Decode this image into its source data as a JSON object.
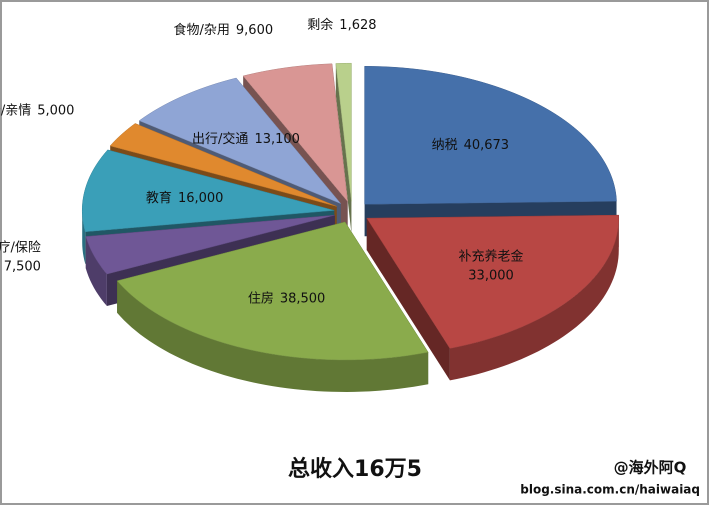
{
  "chart_data": {
    "type": "pie",
    "title": "总收入16万5",
    "categories": [
      "纳税",
      "补充养老金",
      "住房",
      "医疗/保险",
      "教育",
      "父母/亲情",
      "出行/交通",
      "食物/杂用",
      "剩余"
    ],
    "values": [
      40673,
      33000,
      38500,
      7500,
      16000,
      5000,
      13100,
      9600,
      1628
    ],
    "value_labels": [
      "40,673",
      "33,000",
      "38,500",
      "7,500",
      "16,000",
      "5,000",
      "13,100",
      "9,600",
      "1,628"
    ],
    "colors": [
      "#4570aa",
      "#b84744",
      "#8aab4c",
      "#6f5796",
      "#3a9fb8",
      "#e0892e",
      "#8fa5d5",
      "#d99694",
      "#b9d08c"
    ],
    "watermark": "@海外阿Q",
    "source": "blog.sina.com.cn/haiwaiaq"
  }
}
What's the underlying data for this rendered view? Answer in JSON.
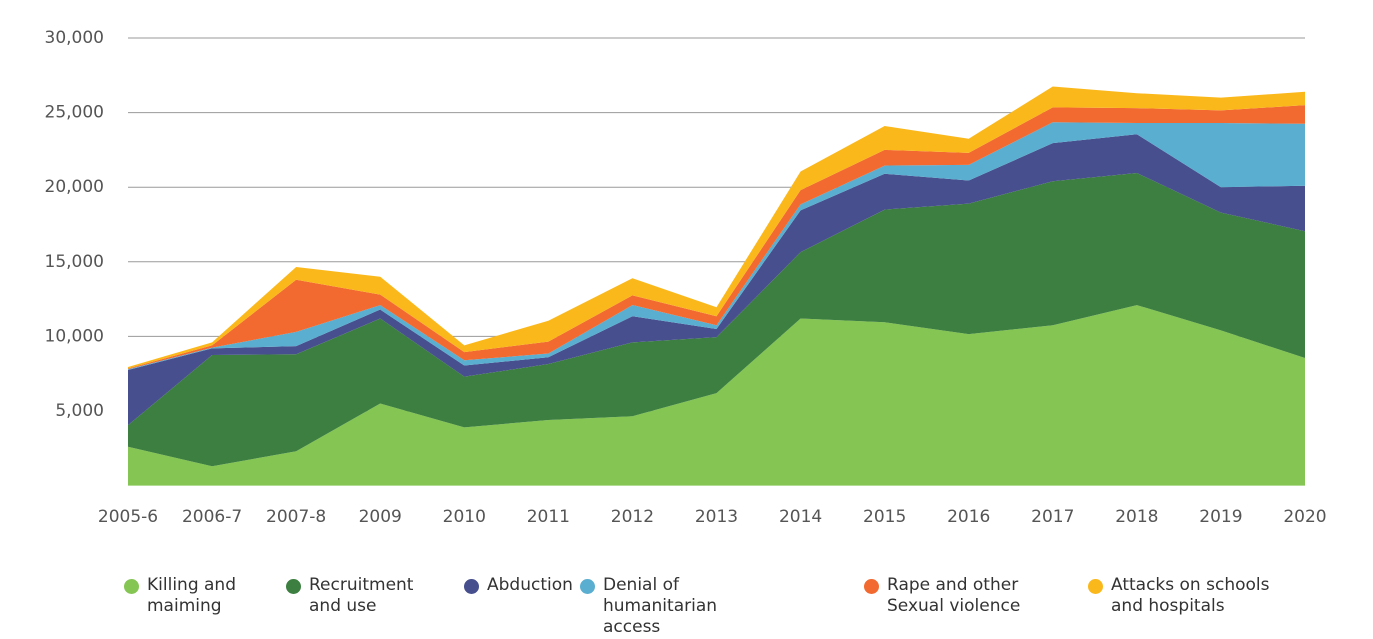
{
  "chart_data": {
    "type": "stacked_area",
    "categories": [
      "2005-6",
      "2006-7",
      "2007-8",
      "2009",
      "2010",
      "2011",
      "2012",
      "2013",
      "2014",
      "2015",
      "2016",
      "2017",
      "2018",
      "2019",
      "2020"
    ],
    "series": [
      {
        "name": "Killing and maiming",
        "color": "#84c553",
        "values": [
          2600,
          1300,
          2300,
          5500,
          3900,
          4400,
          4650,
          6200,
          11200,
          10950,
          10150,
          10750,
          12100,
          10400,
          8550
        ]
      },
      {
        "name": "Recruitment and use",
        "color": "#3c7f40",
        "values": [
          1450,
          7450,
          6500,
          5700,
          3400,
          3750,
          4950,
          3750,
          4450,
          7550,
          8750,
          9650,
          8850,
          7900,
          8500
        ]
      },
      {
        "name": "Abduction",
        "color": "#474f8e",
        "values": [
          3700,
          450,
          550,
          600,
          750,
          450,
          1750,
          550,
          2800,
          2400,
          1550,
          2550,
          2600,
          1700,
          3050
        ]
      },
      {
        "name": "Denial of humanitarian access",
        "color": "#5aaed0",
        "values": [
          50,
          50,
          950,
          300,
          350,
          250,
          750,
          250,
          400,
          550,
          1050,
          1400,
          750,
          4300,
          4150
        ]
      },
      {
        "name": "Rape and other Sexual violence",
        "color": "#f26a30",
        "values": [
          50,
          150,
          3500,
          700,
          550,
          800,
          650,
          600,
          950,
          1050,
          800,
          1000,
          1000,
          850,
          1250
        ]
      },
      {
        "name": "Attacks on schools and hospitals",
        "color": "#fbb81b",
        "values": [
          100,
          200,
          850,
          1200,
          450,
          1400,
          1150,
          600,
          1250,
          1600,
          950,
          1400,
          1000,
          850,
          900
        ]
      }
    ],
    "ylim": [
      0,
      30000
    ],
    "yticks": [
      {
        "value": 5000,
        "label": "5,000"
      },
      {
        "value": 10000,
        "label": "10,000"
      },
      {
        "value": 15000,
        "label": "15,000"
      },
      {
        "value": 20000,
        "label": "20,000"
      },
      {
        "value": 25000,
        "label": "25,000"
      },
      {
        "value": 30000,
        "label": "30,000"
      }
    ],
    "grid": true
  }
}
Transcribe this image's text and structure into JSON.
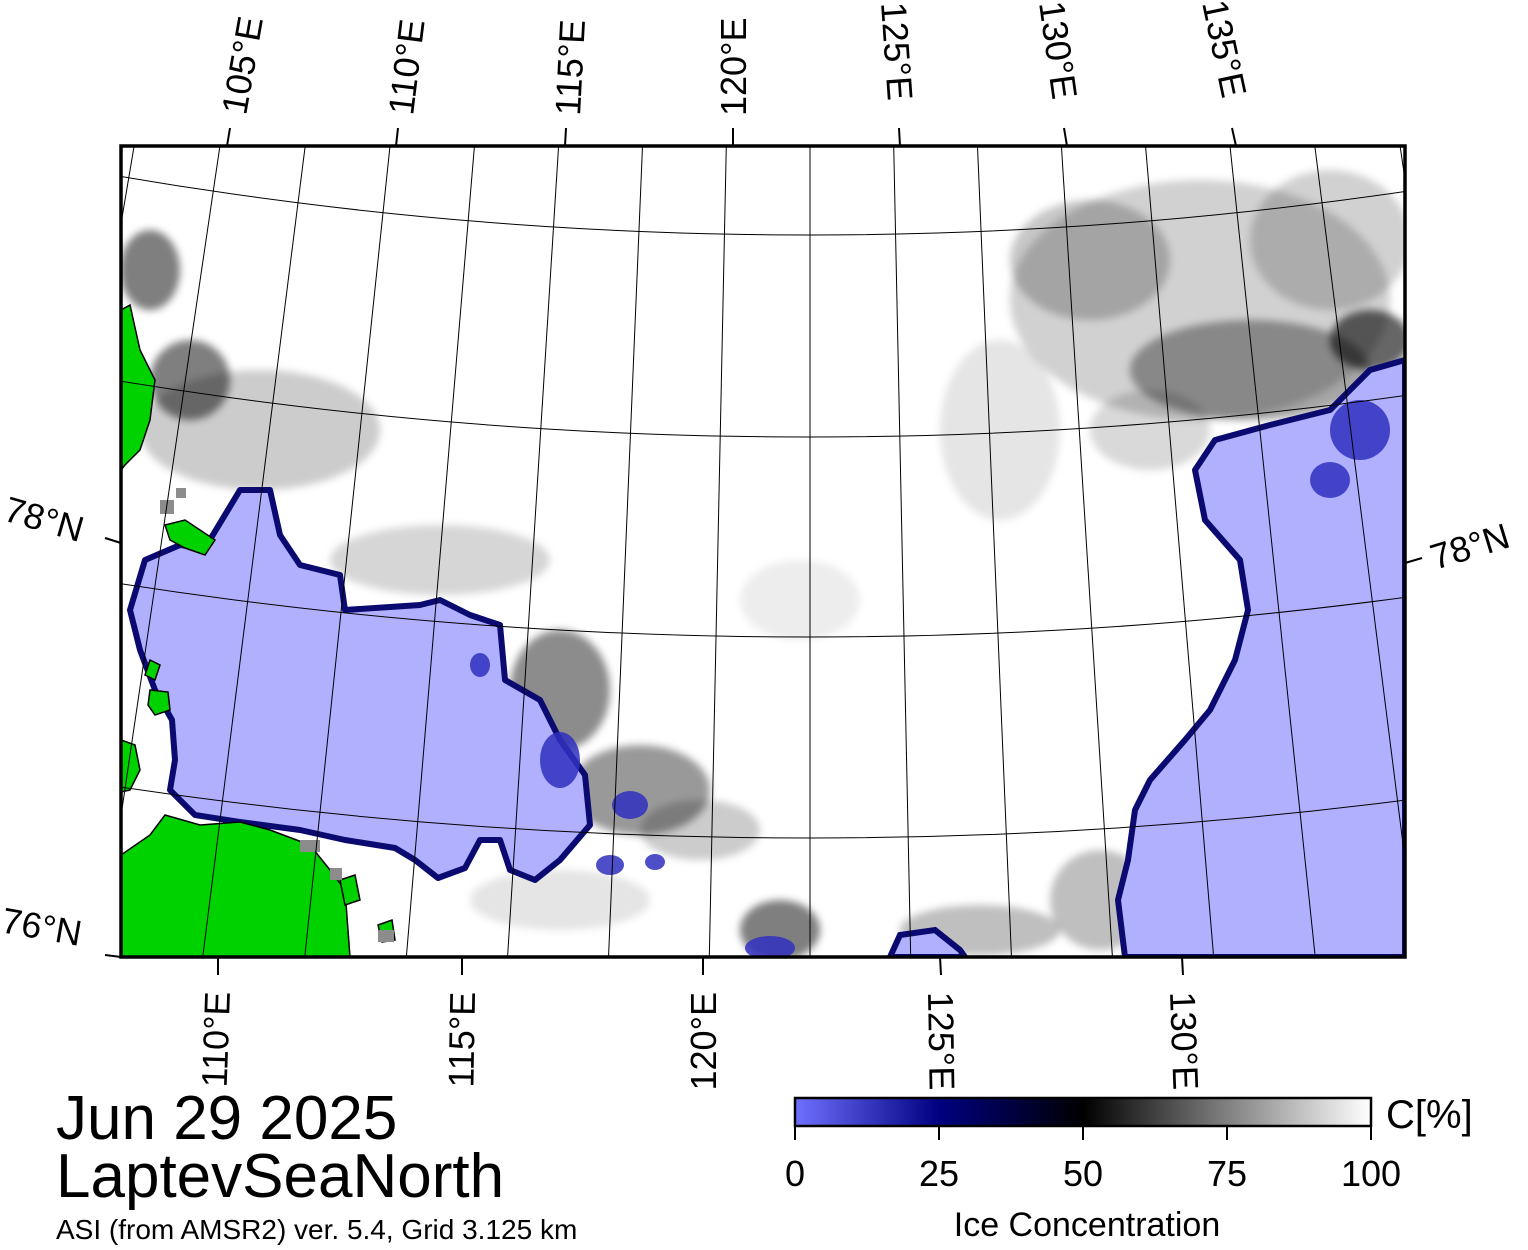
{
  "map": {
    "region_name": "LaptevSeaNorth",
    "date": "Jun 29 2025",
    "product": "ASI (from AMSR2) ver. 5.4,  Grid 3.125 km",
    "top_lon_labels": [
      "105°E",
      "110°E",
      "115°E",
      "120°E",
      "125°E",
      "130°E",
      "135°E"
    ],
    "bottom_lon_labels": [
      "110°E",
      "115°E",
      "120°E",
      "125°E",
      "130°E"
    ],
    "lat_labels_left": [
      "78°N",
      "76°N"
    ],
    "lat_labels_right": [
      "78°N"
    ],
    "colors": {
      "land": "#00d200",
      "coast_mask": "#8c8c8c",
      "open_water": "#b0b0ff",
      "ice_edge": "#0a0a70",
      "high_ice": "#ffffff",
      "grid": "#000000"
    }
  },
  "legend": {
    "title": "Ice Concentration",
    "unit": "C[%]",
    "ticks": [
      "0",
      "25",
      "50",
      "75",
      "100"
    ],
    "tick_values": [
      0,
      25,
      50,
      75,
      100
    ],
    "stops": [
      {
        "value": 0,
        "color": "#7070ff"
      },
      {
        "value": 25,
        "color": "#000080"
      },
      {
        "value": 50,
        "color": "#000000"
      },
      {
        "value": 75,
        "color": "#808080"
      },
      {
        "value": 100,
        "color": "#ffffff"
      }
    ]
  }
}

EXERCISE DETAILS: Pictures are to be left out; repeat all the remaining data exactly.

WORKED ANSWER:
Decode this image into its source data as a JSON object.
{
  "chart_data": {
    "type": "pie",
    "title": "总收入16万5",
    "categories": [
      "纳税",
      "补充养老金",
      "住房",
      "医疗/保险",
      "教育",
      "父母/亲情",
      "出行/交通",
      "食物/杂用",
      "剩余"
    ],
    "values": [
      40673,
      33000,
      38500,
      7500,
      16000,
      5000,
      13100,
      9600,
      1628
    ],
    "value_labels": [
      "40,673",
      "33,000",
      "38,500",
      "7,500",
      "16,000",
      "5,000",
      "13,100",
      "9,600",
      "1,628"
    ],
    "colors": [
      "#4570aa",
      "#b84744",
      "#8aab4c",
      "#6f5796",
      "#3a9fb8",
      "#e0892e",
      "#8fa5d5",
      "#d99694",
      "#b9d08c"
    ],
    "watermark": "@海外阿Q",
    "source": "blog.sina.com.cn/haiwaiaq"
  }
}
What's the underlying data for this rendered view? Answer in JSON.
{
  "chart_data": {
    "type": "stacked_area",
    "categories": [
      "2005-6",
      "2006-7",
      "2007-8",
      "2009",
      "2010",
      "2011",
      "2012",
      "2013",
      "2014",
      "2015",
      "2016",
      "2017",
      "2018",
      "2019",
      "2020"
    ],
    "series": [
      {
        "name": "Killing and maiming",
        "color": "#84c553",
        "values": [
          2600,
          1300,
          2300,
          5500,
          3900,
          4400,
          4650,
          6200,
          11200,
          10950,
          10150,
          10750,
          12100,
          10400,
          8550
        ]
      },
      {
        "name": "Recruitment and use",
        "color": "#3c7f40",
        "values": [
          1450,
          7450,
          6500,
          5700,
          3400,
          3750,
          4950,
          3750,
          4450,
          7550,
          8750,
          9650,
          8850,
          7900,
          8500
        ]
      },
      {
        "name": "Abduction",
        "color": "#474f8e",
        "values": [
          3700,
          450,
          550,
          600,
          750,
          450,
          1750,
          550,
          2800,
          2400,
          1550,
          2550,
          2600,
          1700,
          3050
        ]
      },
      {
        "name": "Denial of humanitarian access",
        "color": "#5aaed0",
        "values": [
          50,
          50,
          950,
          300,
          350,
          250,
          750,
          250,
          400,
          550,
          1050,
          1400,
          750,
          4300,
          4150
        ]
      },
      {
        "name": "Rape and other Sexual violence",
        "color": "#f26a30",
        "values": [
          50,
          150,
          3500,
          700,
          550,
          800,
          650,
          600,
          950,
          1050,
          800,
          1000,
          1000,
          850,
          1250
        ]
      },
      {
        "name": "Attacks on schools and hospitals",
        "color": "#fbb81b",
        "values": [
          100,
          200,
          850,
          1200,
          450,
          1400,
          1150,
          600,
          1250,
          1600,
          950,
          1400,
          1000,
          850,
          900
        ]
      }
    ],
    "ylim": [
      0,
      30000
    ],
    "yticks": [
      {
        "value": 5000,
        "label": "5,000"
      },
      {
        "value": 10000,
        "label": "10,000"
      },
      {
        "value": 15000,
        "label": "15,000"
      },
      {
        "value": 20000,
        "label": "20,000"
      },
      {
        "value": 25000,
        "label": "25,000"
      },
      {
        "value": 30000,
        "label": "30,000"
      }
    ],
    "grid": true
  }
}
Transcribe this image's text and structure into JSON.
{
  "map": {
    "region_name": "LaptevSeaNorth",
    "date": "Jun 29 2025",
    "product": "ASI (from AMSR2) ver. 5.4,  Grid 3.125 km",
    "top_lon_labels": [
      "105°E",
      "110°E",
      "115°E",
      "120°E",
      "125°E",
      "130°E",
      "135°E"
    ],
    "bottom_lon_labels": [
      "110°E",
      "115°E",
      "120°E",
      "125°E",
      "130°E"
    ],
    "lat_labels_left": [
      "78°N",
      "76°N"
    ],
    "lat_labels_right": [
      "78°N"
    ],
    "colors": {
      "land": "#00d200",
      "coast_mask": "#8c8c8c",
      "open_water": "#b0b0ff",
      "ice_edge": "#0a0a70",
      "high_ice": "#ffffff",
      "grid": "#000000"
    }
  },
  "legend": {
    "title": "Ice Concentration",
    "unit": "C[%]",
    "ticks": [
      "0",
      "25",
      "50",
      "75",
      "100"
    ],
    "tick_values": [
      0,
      25,
      50,
      75,
      100
    ],
    "stops": [
      {
        "value": 0,
        "color": "#7070ff"
      },
      {
        "value": 25,
        "color": "#000080"
      },
      {
        "value": 50,
        "color": "#000000"
      },
      {
        "value": 75,
        "color": "#808080"
      },
      {
        "value": 100,
        "color": "#ffffff"
      }
    ]
  }
}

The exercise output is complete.